(Items listed in a dataset)
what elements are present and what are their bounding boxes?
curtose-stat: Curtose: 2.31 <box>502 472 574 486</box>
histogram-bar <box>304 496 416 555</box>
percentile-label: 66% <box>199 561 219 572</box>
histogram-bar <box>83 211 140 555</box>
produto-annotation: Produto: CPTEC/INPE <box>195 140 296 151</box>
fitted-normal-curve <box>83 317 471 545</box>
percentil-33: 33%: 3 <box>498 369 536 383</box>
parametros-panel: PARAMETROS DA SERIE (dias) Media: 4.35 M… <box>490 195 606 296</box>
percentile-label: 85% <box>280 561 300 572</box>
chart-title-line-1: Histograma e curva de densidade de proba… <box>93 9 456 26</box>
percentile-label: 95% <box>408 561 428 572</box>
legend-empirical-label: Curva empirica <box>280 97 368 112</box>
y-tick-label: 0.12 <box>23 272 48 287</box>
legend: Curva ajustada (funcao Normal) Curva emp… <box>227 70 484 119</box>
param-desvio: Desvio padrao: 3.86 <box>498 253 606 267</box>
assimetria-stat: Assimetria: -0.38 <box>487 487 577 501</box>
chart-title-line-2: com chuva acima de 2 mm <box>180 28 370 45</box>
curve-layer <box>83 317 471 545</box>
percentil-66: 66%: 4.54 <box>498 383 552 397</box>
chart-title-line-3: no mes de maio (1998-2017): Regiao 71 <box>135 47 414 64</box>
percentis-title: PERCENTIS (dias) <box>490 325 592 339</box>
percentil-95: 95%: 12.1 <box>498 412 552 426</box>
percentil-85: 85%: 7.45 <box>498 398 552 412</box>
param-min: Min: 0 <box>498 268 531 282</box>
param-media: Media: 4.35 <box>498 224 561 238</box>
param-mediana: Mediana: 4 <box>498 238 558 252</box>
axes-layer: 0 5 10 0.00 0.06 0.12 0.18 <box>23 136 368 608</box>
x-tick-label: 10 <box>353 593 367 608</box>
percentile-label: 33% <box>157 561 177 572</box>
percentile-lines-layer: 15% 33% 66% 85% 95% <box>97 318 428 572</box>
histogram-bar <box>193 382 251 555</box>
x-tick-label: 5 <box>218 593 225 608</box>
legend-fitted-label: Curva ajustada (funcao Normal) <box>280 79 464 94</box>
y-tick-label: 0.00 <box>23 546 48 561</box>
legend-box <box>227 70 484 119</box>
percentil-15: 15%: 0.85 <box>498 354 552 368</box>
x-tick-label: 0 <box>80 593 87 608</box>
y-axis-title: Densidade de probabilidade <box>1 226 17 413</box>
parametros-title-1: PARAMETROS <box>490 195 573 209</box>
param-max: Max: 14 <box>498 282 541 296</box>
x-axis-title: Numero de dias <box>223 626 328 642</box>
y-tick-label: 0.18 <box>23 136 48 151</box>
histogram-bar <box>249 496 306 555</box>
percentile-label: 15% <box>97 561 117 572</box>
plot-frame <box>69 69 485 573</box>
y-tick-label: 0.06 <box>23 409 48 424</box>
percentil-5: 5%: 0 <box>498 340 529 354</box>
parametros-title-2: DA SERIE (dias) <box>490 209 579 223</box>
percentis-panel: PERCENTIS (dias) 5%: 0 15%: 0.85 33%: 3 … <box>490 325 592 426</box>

* [Request]:
Could you reproduce every one of the records above, line for line and character for character?

* [Exercise response]:
what elements are present and what are their bounding boxes?
curtose-stat: Curtose: 2.31 <box>502 472 574 486</box>
histogram-bar <box>304 496 416 555</box>
percentile-label: 66% <box>199 561 219 572</box>
histogram-bar <box>83 211 140 555</box>
produto-annotation: Produto: CPTEC/INPE <box>195 140 296 151</box>
fitted-normal-curve <box>83 317 471 545</box>
percentil-33: 33%: 3 <box>498 369 536 383</box>
parametros-panel: PARAMETROS DA SERIE (dias) Media: 4.35 M… <box>490 195 606 296</box>
percentile-label: 85% <box>280 561 300 572</box>
chart-title-line-1: Histograma e curva de densidade de proba… <box>93 9 456 26</box>
percentile-label: 95% <box>408 561 428 572</box>
legend-empirical-label: Curva empirica <box>280 97 368 112</box>
y-tick-label: 0.12 <box>23 272 48 287</box>
legend: Curva ajustada (funcao Normal) Curva emp… <box>227 70 484 119</box>
param-desvio: Desvio padrao: 3.86 <box>498 253 606 267</box>
assimetria-stat: Assimetria: -0.38 <box>487 487 577 501</box>
chart-title-line-2: com chuva acima de 2 mm <box>180 28 370 45</box>
curve-layer <box>83 317 471 545</box>
percentil-66: 66%: 4.54 <box>498 383 552 397</box>
chart-title-line-3: no mes de maio (1998-2017): Regiao 71 <box>135 47 414 64</box>
percentis-title: PERCENTIS (dias) <box>490 325 592 339</box>
percentil-95: 95%: 12.1 <box>498 412 552 426</box>
percentil-85: 85%: 7.45 <box>498 398 552 412</box>
param-min: Min: 0 <box>498 268 531 282</box>
param-media: Media: 4.35 <box>498 224 561 238</box>
param-mediana: Mediana: 4 <box>498 238 558 252</box>
axes-layer: 0 5 10 0.00 0.06 0.12 0.18 <box>23 136 368 608</box>
x-tick-label: 10 <box>353 593 367 608</box>
percentile-label: 33% <box>157 561 177 572</box>
percentile-lines-layer: 15% 33% 66% 85% 95% <box>97 318 428 572</box>
histogram-bar <box>193 382 251 555</box>
x-tick-label: 5 <box>218 593 225 608</box>
legend-fitted-label: Curva ajustada (funcao Normal) <box>280 79 464 94</box>
y-tick-label: 0.00 <box>23 546 48 561</box>
legend-box <box>227 70 484 119</box>
percentil-15: 15%: 0.85 <box>498 354 552 368</box>
x-tick-label: 0 <box>80 593 87 608</box>
y-axis-title: Densidade de probabilidade <box>1 226 17 413</box>
parametros-title-1: PARAMETROS <box>490 195 573 209</box>
param-max: Max: 14 <box>498 282 541 296</box>
x-axis-title: Numero de dias <box>223 626 328 642</box>
y-tick-label: 0.18 <box>23 136 48 151</box>
histogram-bar <box>249 496 306 555</box>
percentile-label: 15% <box>97 561 117 572</box>
plot-frame <box>69 69 485 573</box>
y-tick-label: 0.06 <box>23 409 48 424</box>
percentil-5: 5%: 0 <box>498 340 529 354</box>
parametros-title-2: DA SERIE (dias) <box>490 209 579 223</box>
percentis-panel: PERCENTIS (dias) 5%: 0 15%: 0.85 33%: 3 … <box>490 325 592 426</box>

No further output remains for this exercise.